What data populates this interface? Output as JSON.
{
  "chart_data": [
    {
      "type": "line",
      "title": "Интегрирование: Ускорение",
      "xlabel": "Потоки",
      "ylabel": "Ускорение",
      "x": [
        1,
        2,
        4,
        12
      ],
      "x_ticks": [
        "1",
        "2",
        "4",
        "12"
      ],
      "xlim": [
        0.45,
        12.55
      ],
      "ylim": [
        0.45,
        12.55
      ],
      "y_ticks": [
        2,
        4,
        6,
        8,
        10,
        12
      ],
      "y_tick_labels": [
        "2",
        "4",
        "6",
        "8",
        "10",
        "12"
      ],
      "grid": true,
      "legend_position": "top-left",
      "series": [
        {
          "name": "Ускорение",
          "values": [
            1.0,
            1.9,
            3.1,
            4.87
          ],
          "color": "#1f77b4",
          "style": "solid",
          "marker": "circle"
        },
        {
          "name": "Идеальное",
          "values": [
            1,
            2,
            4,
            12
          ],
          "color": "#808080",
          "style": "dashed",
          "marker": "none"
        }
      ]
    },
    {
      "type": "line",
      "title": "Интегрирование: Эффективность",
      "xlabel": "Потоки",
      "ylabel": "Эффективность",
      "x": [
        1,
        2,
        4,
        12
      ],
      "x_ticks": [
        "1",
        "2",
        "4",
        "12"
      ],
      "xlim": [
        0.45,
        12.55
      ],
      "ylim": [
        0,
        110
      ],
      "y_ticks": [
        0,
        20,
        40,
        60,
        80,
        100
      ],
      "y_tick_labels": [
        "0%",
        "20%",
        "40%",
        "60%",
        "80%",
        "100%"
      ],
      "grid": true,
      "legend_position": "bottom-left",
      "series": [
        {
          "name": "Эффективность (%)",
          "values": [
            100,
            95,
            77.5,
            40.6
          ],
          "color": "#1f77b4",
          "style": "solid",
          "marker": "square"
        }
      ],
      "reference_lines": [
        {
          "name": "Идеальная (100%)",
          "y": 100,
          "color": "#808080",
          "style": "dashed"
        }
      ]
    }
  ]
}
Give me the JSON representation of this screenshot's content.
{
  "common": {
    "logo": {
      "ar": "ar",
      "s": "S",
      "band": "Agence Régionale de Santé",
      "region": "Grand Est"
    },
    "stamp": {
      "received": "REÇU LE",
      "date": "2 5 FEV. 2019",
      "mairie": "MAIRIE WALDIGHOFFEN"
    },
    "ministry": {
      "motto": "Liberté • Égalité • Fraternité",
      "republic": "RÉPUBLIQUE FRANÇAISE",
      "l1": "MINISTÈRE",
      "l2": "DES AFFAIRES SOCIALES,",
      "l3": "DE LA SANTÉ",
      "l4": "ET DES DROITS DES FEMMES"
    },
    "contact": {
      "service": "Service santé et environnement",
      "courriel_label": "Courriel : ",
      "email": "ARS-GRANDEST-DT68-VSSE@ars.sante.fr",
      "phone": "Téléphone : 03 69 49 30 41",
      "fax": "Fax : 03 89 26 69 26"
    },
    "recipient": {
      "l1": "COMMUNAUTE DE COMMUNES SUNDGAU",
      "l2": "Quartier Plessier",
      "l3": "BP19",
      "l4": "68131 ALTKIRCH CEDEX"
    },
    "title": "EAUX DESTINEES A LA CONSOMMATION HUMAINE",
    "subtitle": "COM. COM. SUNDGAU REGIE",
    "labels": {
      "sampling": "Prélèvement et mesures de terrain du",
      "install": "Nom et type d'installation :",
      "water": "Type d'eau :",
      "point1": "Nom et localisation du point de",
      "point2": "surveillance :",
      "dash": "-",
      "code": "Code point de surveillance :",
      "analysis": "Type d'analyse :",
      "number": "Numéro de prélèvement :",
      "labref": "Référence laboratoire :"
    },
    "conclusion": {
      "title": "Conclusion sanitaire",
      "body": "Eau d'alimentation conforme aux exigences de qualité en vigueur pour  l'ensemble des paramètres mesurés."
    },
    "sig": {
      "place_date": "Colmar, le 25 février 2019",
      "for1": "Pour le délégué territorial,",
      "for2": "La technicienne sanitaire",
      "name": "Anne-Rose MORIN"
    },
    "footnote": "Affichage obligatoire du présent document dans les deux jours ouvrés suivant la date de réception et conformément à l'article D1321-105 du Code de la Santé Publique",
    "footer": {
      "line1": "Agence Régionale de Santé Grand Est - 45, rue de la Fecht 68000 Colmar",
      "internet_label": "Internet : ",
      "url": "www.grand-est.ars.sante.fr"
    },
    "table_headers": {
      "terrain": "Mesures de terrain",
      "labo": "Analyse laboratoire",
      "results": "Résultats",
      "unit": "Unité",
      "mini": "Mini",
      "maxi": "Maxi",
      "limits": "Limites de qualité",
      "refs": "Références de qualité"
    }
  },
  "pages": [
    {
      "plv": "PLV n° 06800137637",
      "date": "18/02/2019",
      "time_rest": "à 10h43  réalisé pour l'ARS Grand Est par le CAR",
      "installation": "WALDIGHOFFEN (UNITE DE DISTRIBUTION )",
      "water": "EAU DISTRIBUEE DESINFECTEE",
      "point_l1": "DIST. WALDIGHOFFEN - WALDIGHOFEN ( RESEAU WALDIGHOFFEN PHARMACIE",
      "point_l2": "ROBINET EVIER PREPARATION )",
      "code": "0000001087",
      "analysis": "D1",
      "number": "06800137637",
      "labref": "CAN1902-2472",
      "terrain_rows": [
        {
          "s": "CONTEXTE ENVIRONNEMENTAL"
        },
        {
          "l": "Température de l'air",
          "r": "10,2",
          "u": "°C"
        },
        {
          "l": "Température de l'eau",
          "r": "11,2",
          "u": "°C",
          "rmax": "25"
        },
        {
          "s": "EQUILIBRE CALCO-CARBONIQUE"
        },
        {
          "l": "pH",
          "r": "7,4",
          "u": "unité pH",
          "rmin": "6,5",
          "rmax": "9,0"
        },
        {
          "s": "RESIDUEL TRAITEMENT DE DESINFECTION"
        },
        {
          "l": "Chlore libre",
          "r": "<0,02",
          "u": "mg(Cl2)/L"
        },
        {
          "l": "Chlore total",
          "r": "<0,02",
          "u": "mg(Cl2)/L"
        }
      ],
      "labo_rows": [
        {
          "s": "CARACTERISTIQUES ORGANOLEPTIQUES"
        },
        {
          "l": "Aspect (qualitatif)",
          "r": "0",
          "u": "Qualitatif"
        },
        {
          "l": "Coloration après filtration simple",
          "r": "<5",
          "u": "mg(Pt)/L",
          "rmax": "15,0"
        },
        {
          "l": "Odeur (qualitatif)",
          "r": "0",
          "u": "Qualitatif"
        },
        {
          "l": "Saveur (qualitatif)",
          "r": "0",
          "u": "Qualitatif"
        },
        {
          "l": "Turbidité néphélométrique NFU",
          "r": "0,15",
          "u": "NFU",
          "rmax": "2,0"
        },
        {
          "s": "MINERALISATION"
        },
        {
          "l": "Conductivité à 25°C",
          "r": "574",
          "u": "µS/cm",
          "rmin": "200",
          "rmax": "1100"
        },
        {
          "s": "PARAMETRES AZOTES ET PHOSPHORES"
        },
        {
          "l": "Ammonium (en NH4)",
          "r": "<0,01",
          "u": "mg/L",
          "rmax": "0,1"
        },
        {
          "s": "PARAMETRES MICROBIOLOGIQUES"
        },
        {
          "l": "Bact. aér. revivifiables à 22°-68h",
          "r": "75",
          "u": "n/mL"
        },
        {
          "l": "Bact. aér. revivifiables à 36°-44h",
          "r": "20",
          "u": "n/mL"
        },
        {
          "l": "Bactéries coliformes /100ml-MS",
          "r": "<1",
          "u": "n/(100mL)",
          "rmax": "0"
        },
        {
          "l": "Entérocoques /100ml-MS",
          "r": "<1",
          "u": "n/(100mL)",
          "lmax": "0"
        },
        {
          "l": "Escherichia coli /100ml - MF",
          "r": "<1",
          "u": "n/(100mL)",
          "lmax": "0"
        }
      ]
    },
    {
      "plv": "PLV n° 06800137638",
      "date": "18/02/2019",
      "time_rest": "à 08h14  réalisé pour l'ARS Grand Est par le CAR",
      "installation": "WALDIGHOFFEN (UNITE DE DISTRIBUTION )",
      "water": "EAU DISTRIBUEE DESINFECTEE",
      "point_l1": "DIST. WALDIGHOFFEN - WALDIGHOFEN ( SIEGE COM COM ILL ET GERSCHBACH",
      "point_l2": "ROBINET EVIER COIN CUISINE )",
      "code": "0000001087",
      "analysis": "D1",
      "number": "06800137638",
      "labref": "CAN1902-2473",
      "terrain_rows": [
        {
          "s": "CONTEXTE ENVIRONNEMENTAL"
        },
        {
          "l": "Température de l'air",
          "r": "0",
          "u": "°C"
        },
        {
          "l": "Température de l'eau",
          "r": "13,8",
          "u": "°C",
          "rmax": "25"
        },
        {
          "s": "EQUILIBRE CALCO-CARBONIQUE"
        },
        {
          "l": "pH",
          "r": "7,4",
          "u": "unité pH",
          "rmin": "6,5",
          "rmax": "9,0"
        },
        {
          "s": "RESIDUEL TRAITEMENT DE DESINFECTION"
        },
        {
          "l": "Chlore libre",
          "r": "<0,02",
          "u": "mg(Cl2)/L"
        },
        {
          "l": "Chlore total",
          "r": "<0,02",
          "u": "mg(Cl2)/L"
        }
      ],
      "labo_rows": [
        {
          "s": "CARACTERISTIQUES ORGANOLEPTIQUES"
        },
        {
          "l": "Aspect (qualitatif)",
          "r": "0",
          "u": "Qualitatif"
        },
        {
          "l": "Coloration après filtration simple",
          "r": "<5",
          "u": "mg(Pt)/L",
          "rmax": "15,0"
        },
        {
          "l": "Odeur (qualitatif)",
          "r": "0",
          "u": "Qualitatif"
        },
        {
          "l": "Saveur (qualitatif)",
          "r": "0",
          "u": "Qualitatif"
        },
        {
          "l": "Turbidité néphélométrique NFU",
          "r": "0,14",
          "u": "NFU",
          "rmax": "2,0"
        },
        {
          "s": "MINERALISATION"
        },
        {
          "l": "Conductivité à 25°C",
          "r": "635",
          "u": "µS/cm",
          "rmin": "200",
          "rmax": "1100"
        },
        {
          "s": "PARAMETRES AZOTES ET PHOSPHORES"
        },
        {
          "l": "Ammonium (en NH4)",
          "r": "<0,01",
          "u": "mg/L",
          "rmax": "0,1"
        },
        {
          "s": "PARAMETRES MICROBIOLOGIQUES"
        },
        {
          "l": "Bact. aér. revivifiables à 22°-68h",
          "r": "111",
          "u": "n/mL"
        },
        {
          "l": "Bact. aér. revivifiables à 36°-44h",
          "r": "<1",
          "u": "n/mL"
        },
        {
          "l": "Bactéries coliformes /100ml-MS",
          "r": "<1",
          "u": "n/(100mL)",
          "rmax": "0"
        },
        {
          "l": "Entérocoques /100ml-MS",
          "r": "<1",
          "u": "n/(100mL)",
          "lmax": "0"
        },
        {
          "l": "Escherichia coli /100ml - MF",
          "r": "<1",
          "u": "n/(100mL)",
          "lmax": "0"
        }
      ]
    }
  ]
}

# # # # #

▸ **Written exercise**: Extract all lines that hold the word "laboratoire".

▸ **Answer to this problem**:
      "labref": "Référence laboratoire :"
      "labo": "Analyse laboratoire",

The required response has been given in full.